— start of Supplied records —

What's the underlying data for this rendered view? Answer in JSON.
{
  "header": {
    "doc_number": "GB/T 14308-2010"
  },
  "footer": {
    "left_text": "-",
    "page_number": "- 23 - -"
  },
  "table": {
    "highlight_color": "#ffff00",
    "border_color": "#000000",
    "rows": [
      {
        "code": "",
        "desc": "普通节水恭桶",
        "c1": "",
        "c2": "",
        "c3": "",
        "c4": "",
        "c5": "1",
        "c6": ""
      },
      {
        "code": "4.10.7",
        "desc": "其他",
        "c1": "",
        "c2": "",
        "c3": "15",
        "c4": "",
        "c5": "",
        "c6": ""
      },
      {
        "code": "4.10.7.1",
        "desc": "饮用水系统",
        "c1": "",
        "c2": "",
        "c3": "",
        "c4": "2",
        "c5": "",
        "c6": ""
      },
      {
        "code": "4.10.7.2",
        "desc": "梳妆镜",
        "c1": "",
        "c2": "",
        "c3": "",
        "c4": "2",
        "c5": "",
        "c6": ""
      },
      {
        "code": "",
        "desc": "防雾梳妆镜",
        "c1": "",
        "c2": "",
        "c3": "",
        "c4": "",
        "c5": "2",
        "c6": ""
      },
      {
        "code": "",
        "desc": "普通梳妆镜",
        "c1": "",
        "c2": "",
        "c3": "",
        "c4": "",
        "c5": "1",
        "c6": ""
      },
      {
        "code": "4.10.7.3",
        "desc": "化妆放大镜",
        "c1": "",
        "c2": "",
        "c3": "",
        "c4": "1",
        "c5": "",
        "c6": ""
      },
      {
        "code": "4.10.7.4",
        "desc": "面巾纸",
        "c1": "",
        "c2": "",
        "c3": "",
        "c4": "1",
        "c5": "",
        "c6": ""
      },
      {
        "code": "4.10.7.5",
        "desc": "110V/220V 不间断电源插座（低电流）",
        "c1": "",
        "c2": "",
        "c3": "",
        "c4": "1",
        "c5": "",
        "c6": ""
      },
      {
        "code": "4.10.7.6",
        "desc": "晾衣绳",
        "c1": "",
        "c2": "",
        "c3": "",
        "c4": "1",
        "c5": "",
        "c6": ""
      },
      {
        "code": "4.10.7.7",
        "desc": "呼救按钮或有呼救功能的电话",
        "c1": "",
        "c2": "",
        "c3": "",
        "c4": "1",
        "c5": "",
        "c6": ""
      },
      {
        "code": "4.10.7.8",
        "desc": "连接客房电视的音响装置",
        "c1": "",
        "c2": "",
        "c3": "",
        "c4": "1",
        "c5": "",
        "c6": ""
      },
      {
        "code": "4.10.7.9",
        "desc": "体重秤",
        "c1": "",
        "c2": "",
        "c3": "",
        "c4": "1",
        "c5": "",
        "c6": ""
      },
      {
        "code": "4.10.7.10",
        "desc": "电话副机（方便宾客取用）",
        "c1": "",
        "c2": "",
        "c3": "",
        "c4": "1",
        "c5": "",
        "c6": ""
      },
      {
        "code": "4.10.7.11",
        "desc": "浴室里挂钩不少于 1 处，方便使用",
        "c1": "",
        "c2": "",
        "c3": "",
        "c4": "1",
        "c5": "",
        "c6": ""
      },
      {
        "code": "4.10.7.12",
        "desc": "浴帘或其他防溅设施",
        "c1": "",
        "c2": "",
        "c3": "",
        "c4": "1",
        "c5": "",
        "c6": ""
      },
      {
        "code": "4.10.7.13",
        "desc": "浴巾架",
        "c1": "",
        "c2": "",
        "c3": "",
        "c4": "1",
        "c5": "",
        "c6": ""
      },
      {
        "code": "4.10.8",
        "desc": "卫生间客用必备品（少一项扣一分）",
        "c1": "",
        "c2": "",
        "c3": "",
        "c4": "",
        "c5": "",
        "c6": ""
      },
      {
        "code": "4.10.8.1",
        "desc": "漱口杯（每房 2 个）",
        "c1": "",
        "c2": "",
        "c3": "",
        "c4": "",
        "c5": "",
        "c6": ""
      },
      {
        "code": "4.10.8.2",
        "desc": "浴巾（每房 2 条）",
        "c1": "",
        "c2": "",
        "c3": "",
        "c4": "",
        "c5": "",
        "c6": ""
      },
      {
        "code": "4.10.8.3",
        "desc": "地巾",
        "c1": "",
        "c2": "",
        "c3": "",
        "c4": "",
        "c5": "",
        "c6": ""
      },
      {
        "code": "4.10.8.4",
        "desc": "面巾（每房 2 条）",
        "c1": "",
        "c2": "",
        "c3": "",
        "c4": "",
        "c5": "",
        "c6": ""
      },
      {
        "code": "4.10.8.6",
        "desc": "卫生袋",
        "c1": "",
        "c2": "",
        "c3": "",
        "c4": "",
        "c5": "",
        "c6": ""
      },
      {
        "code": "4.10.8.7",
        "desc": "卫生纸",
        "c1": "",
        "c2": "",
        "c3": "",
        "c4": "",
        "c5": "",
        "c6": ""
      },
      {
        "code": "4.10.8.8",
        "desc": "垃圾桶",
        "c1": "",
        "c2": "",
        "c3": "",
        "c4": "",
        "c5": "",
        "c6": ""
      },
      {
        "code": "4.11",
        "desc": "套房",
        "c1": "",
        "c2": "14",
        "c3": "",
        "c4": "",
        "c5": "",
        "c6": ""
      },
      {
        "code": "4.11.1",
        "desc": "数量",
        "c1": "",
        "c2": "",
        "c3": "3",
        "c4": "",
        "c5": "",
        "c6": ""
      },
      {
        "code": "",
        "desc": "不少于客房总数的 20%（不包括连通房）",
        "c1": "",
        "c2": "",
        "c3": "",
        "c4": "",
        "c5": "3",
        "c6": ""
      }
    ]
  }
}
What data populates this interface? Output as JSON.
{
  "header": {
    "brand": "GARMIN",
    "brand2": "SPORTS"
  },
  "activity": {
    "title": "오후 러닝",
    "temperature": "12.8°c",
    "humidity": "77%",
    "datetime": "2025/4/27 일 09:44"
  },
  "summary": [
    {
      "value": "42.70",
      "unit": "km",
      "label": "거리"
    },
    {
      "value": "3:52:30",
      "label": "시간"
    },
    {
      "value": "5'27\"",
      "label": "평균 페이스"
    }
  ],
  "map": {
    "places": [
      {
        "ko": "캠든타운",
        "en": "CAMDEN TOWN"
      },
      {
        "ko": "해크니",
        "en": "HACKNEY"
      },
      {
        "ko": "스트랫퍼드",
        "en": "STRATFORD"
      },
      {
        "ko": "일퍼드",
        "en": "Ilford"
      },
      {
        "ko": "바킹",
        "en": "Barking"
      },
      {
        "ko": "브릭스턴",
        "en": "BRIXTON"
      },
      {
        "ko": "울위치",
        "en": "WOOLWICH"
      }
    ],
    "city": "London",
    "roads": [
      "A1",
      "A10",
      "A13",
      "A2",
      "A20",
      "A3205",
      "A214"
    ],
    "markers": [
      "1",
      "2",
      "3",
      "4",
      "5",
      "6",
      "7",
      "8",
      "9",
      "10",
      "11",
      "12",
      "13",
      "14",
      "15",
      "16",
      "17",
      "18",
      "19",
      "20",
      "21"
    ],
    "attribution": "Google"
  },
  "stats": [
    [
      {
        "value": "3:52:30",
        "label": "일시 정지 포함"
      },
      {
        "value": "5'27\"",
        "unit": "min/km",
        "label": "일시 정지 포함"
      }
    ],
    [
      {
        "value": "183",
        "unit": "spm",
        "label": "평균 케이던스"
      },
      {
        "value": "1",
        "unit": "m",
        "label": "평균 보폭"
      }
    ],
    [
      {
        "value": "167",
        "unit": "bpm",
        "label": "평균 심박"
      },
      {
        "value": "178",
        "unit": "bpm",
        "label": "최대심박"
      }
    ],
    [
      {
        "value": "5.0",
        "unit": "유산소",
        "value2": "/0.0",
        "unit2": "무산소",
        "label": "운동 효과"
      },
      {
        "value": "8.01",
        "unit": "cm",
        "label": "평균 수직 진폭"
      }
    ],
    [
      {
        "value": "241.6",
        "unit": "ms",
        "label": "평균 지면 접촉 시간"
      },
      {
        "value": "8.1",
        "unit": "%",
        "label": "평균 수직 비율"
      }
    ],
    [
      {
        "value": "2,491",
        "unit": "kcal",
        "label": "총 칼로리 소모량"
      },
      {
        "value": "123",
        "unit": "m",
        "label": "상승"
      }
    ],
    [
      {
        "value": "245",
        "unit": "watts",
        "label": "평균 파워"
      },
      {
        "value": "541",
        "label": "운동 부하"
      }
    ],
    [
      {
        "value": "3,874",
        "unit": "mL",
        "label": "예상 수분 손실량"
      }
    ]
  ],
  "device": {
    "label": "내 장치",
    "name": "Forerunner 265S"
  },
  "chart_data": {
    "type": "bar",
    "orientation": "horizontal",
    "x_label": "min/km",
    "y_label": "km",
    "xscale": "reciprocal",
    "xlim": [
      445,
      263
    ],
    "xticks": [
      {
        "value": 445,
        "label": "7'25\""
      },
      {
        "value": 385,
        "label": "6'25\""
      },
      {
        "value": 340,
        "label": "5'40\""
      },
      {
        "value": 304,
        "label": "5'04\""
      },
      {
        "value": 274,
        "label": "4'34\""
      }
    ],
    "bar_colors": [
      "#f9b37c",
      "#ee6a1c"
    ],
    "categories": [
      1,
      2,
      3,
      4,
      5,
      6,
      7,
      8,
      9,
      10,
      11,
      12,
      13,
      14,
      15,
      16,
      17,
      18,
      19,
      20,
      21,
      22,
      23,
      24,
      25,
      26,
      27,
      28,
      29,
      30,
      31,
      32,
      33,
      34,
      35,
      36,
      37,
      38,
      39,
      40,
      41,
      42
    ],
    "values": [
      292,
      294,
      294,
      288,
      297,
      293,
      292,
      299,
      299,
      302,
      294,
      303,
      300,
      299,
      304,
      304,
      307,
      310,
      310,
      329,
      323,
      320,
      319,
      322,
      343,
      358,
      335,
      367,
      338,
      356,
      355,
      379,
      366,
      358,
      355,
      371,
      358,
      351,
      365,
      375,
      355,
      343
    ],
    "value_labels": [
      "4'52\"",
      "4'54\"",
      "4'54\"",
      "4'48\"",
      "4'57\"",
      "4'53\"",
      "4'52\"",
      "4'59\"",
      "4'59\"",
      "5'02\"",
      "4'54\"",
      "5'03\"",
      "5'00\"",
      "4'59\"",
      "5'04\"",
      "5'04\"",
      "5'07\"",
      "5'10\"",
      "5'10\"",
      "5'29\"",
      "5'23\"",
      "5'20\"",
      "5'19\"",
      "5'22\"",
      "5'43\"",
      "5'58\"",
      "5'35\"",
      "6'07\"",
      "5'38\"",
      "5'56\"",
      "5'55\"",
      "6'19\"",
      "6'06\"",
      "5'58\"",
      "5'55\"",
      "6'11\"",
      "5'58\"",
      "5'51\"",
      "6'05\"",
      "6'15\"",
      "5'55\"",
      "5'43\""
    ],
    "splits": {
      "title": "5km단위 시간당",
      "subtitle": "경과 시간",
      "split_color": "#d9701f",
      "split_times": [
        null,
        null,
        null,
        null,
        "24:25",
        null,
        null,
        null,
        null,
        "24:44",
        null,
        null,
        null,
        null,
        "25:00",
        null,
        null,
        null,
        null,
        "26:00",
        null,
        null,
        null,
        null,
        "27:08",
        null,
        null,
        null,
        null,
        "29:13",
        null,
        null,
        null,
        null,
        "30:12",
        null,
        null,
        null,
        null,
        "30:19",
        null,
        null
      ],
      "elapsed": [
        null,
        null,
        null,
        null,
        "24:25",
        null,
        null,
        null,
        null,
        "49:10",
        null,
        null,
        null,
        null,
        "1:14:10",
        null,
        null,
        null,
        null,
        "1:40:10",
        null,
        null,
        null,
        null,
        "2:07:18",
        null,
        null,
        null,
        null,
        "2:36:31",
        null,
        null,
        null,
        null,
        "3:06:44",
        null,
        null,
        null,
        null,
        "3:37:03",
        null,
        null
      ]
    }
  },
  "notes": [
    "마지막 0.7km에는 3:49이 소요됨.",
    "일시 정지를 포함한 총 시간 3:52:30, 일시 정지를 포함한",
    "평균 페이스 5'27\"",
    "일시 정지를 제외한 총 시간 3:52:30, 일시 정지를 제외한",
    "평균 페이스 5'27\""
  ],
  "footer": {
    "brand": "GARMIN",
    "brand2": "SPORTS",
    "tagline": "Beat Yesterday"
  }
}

— end of Supplied records —

• **Exercise requirements**: Extract all lines from the data in which "What" is found.

• **Expected output**:
What's the underlying data for this rendered view? Answer in JSON.
What data populates this interface? Output as JSON.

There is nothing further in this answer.